── GIVEN RECORDS ──
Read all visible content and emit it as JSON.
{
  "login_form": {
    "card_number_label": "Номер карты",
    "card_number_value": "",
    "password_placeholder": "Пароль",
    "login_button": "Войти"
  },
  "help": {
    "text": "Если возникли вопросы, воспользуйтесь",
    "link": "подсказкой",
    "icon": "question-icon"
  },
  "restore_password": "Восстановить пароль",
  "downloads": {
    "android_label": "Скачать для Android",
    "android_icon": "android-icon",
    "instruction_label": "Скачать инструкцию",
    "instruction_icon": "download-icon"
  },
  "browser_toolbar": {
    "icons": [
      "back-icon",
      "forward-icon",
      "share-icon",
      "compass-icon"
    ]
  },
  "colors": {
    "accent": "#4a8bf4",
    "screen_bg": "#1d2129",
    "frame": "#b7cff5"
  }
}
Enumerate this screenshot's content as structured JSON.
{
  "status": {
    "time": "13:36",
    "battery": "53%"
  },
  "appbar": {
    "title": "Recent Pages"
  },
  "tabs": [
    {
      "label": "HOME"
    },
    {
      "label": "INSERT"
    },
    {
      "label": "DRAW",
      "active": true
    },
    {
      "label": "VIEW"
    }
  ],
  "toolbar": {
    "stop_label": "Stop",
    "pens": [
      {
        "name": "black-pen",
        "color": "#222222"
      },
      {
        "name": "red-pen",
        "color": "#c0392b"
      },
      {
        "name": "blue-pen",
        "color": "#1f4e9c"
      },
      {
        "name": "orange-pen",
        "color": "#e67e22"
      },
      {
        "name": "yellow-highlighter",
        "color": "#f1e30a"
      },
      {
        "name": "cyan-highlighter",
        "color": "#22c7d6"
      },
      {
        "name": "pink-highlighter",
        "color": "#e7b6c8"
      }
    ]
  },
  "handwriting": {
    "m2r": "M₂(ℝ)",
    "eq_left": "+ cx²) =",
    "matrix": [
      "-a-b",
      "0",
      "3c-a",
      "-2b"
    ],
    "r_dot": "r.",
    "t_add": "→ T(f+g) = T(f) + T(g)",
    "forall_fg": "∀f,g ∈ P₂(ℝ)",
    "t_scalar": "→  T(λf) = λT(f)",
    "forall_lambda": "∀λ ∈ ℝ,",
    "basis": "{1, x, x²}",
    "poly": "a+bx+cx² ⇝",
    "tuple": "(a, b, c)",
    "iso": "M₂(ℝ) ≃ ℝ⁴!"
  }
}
───
▸ **EXERCISE**
List each line of the entries that holds the string "JSON".

▸ **RESULT FOR THIS TASK**
Read all visible content and emit it as JSON.
Enumerate this screenshot's content as structured JSON.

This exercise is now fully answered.